#### [WHAT NEEDS TO BE DONE]
Lines holding the string "które" are the ones to copy; find them all in the data.

Collected data
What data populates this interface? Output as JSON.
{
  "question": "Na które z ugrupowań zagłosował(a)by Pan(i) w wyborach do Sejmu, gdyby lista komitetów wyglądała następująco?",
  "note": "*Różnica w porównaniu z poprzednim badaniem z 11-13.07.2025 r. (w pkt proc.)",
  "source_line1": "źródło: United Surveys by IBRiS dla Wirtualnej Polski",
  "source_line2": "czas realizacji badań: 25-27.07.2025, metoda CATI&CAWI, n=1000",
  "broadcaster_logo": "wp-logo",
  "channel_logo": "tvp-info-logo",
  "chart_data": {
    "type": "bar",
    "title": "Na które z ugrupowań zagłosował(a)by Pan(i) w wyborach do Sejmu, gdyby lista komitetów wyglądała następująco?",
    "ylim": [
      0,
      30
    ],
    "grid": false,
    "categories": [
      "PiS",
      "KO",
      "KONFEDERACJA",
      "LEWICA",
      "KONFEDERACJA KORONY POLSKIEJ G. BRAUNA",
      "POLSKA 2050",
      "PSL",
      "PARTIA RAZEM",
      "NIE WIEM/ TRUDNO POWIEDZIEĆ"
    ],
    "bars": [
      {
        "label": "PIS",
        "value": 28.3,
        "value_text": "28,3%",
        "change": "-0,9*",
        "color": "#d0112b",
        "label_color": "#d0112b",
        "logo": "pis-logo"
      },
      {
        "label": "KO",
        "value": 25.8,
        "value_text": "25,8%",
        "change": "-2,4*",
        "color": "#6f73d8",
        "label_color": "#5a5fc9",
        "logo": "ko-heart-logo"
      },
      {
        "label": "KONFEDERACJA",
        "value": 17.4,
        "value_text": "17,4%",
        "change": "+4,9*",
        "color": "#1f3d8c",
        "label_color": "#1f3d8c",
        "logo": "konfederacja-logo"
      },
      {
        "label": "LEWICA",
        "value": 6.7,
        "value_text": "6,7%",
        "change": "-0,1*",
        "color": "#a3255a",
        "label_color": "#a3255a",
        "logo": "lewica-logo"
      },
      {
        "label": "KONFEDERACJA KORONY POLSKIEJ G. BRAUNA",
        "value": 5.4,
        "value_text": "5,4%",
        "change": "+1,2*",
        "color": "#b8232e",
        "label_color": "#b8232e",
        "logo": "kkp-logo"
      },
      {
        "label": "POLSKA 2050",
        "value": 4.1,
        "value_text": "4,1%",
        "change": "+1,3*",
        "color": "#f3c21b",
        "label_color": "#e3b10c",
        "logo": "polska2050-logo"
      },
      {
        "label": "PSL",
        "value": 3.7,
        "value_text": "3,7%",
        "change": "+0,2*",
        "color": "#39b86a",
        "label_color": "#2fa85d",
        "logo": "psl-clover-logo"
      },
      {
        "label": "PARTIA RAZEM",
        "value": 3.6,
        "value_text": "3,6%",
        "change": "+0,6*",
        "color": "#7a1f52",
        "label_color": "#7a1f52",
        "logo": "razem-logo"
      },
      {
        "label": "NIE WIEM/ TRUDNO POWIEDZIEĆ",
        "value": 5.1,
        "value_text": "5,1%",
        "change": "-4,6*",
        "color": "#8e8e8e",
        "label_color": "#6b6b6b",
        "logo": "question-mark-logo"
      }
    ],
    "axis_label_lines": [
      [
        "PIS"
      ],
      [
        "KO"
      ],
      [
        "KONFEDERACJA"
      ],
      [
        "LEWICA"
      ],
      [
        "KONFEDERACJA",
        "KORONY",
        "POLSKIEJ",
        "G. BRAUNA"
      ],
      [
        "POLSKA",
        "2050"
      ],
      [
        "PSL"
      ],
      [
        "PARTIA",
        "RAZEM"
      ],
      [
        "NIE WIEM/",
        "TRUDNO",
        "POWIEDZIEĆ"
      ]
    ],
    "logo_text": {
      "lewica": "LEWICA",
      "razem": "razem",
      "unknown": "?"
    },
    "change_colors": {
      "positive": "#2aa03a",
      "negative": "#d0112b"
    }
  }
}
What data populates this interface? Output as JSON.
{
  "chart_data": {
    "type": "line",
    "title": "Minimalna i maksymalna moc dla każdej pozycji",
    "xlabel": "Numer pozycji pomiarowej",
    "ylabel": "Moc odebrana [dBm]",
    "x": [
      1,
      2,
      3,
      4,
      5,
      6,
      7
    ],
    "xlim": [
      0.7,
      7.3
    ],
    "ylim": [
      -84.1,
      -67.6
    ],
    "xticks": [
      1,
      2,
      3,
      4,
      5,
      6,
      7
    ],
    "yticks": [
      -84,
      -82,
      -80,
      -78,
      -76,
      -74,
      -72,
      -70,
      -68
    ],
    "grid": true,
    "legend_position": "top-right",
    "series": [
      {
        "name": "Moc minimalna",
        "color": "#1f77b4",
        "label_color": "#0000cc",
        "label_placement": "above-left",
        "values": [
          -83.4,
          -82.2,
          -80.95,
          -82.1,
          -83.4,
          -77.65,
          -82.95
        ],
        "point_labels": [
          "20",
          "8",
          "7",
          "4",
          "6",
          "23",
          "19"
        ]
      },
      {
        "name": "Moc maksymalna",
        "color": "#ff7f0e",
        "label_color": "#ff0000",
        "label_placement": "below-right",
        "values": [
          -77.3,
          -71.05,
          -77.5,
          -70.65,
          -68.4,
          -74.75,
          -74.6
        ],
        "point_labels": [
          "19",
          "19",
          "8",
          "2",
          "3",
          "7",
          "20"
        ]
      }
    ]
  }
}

#### [TASK RESPONSE]
  "question": "Na które z ugrupowań zagłosował(a)by Pan(i) w wyborach do Sejmu, gdyby lista komitetów wyglądała następująco?",
    "title": "Na które z ugrupowań zagłosował(a)by Pan(i) w wyborach do Sejmu, gdyby lista komitetów wyglądała następująco?",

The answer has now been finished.